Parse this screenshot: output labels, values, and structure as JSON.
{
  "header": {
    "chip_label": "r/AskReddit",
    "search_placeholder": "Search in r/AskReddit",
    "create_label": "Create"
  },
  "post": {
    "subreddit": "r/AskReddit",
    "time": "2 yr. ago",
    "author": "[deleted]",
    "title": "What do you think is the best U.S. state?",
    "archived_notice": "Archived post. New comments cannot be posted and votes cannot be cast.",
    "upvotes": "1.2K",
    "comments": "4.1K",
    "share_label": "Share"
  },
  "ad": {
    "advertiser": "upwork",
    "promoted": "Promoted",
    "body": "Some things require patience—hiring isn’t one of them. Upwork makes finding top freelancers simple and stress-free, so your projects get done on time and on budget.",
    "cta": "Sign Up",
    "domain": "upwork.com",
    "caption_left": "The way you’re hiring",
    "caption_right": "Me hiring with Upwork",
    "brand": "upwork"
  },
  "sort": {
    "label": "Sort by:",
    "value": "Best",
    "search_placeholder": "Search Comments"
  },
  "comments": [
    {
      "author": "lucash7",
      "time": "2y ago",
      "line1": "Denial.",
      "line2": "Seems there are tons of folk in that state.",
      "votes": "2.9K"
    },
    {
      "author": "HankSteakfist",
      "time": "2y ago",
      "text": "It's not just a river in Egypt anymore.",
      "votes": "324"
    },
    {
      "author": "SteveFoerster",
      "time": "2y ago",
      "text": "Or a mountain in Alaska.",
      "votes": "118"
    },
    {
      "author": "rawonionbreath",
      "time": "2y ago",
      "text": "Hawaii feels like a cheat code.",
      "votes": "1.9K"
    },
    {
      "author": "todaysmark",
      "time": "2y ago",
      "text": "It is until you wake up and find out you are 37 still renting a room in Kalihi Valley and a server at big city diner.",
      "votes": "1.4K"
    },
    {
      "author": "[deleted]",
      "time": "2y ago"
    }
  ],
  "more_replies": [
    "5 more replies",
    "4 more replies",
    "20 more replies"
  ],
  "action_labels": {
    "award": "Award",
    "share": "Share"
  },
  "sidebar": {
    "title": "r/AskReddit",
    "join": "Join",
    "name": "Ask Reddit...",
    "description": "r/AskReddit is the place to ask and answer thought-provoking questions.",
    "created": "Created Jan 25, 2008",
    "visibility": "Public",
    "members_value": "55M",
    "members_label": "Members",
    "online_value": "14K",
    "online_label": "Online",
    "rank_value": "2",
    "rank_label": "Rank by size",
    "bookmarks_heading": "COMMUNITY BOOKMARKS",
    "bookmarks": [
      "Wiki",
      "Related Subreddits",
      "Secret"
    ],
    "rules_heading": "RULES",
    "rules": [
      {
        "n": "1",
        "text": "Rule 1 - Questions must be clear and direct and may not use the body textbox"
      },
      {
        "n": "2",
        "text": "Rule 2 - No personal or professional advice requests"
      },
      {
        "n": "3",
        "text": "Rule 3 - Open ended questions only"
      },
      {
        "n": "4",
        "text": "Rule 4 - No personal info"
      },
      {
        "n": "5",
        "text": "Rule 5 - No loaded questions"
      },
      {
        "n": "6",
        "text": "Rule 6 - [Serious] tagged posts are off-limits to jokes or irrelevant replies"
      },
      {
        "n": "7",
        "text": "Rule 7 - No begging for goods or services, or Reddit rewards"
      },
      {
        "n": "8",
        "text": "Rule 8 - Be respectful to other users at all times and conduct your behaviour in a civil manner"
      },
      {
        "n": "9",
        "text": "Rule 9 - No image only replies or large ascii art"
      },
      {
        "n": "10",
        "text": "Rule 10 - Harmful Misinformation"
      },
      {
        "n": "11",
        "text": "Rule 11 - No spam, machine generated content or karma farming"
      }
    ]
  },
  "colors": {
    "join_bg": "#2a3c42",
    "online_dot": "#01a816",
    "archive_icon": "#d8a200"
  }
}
┄┄┄┄┄┄┄┄┄┄┄┄┄┄┄┄┄┄┄┄
:: WHAT YOU NEED TO DO ::
From the listing above, reproduce all the lines exactly.

:: RESULT OF THIS TASK ::
Parse this screenshot: output labels, values, and structure as JSON.
{
  "header": {
    "chip_label": "r/AskReddit",
    "search_placeholder": "Search in r/AskReddit",
    "create_label": "Create"
  },
  "post": {
    "subreddit": "r/AskReddit",
    "time": "2 yr. ago",
    "author": "[deleted]",
    "title": "What do you think is the best U.S. state?",
    "archived_notice": "Archived post. New comments cannot be posted and votes cannot be cast.",
    "upvotes": "1.2K",
    "comments": "4.1K",
    "share_label": "Share"
  },
  "ad": {
    "advertiser": "upwork",
    "promoted": "Promoted",
    "body": "Some things require patience—hiring isn’t one of them. Upwork makes finding top freelancers simple and stress-free, so your projects get done on time and on budget.",
    "cta": "Sign Up",
    "domain": "upwork.com",
    "caption_left": "The way you’re hiring",
    "caption_right": "Me hiring with Upwork",
    "brand": "upwork"
  },
  "sort": {
    "label": "Sort by:",
    "value": "Best",
    "search_placeholder": "Search Comments"
  },
  "comments": [
    {
      "author": "lucash7",
      "time": "2y ago",
      "line1": "Denial.",
      "line2": "Seems there are tons of folk in that state.",
      "votes": "2.9K"
    },
    {
      "author": "HankSteakfist",
      "time": "2y ago",
      "text": "It's not just a river in Egypt anymore.",
      "votes": "324"
    },
    {
      "author": "SteveFoerster",
      "time": "2y ago",
      "text": "Or a mountain in Alaska.",
      "votes": "118"
    },
    {
      "author": "rawonionbreath",
      "time": "2y ago",
      "text": "Hawaii feels like a cheat code.",
      "votes": "1.9K"
    },
    {
      "author": "todaysmark",
      "time": "2y ago",
      "text": "It is until you wake up and find out you are 37 still renting a room in Kalihi Valley and a server at big city diner.",
      "votes": "1.4K"
    },
    {
      "author": "[deleted]",
      "time": "2y ago"
    }
  ],
  "more_replies": [
    "5 more replies",
    "4 more replies",
    "20 more replies"
  ],
  "action_labels": {
    "award": "Award",
    "share": "Share"
  },
  "sidebar": {
    "title": "r/AskReddit",
    "join": "Join",
    "name": "Ask Reddit...",
    "description": "r/AskReddit is the place to ask and answer thought-provoking questions.",
    "created": "Created Jan 25, 2008",
    "visibility": "Public",
    "members_value": "55M",
    "members_label": "Members",
    "online_value": "14K",
    "online_label": "Online",
    "rank_value": "2",
    "rank_label": "Rank by size",
    "bookmarks_heading": "COMMUNITY BOOKMARKS",
    "bookmarks": [
      "Wiki",
      "Related Subreddits",
      "Secret"
    ],
    "rules_heading": "RULES",
    "rules": [
      {
        "n": "1",
        "text": "Rule 1 - Questions must be clear and direct and may not use the body textbox"
      },
      {
        "n": "2",
        "text": "Rule 2 - No personal or professional advice requests"
      },
      {
        "n": "3",
        "text": "Rule 3 - Open ended questions only"
      },
      {
        "n": "4",
        "text": "Rule 4 - No personal info"
      },
      {
        "n": "5",
        "text": "Rule 5 - No loaded questions"
      },
      {
        "n": "6",
        "text": "Rule 6 - [Serious] tagged posts are off-limits to jokes or irrelevant replies"
      },
      {
        "n": "7",
        "text": "Rule 7 - No begging for goods or services, or Reddit rewards"
      },
      {
        "n": "8",
        "text": "Rule 8 - Be respectful to other users at all times and conduct your behaviour in a civil manner"
      },
      {
        "n": "9",
        "text": "Rule 9 - No image only replies or large ascii art"
      },
      {
        "n": "10",
        "text": "Rule 10 - Harmful Misinformation"
      },
      {
        "n": "11",
        "text": "Rule 11 - No spam, machine generated content or karma farming"
      }
    ]
  },
  "colors": {
    "join_bg": "#2a3c42",
    "online_dot": "#01a816",
    "archive_icon": "#d8a200"
  }
}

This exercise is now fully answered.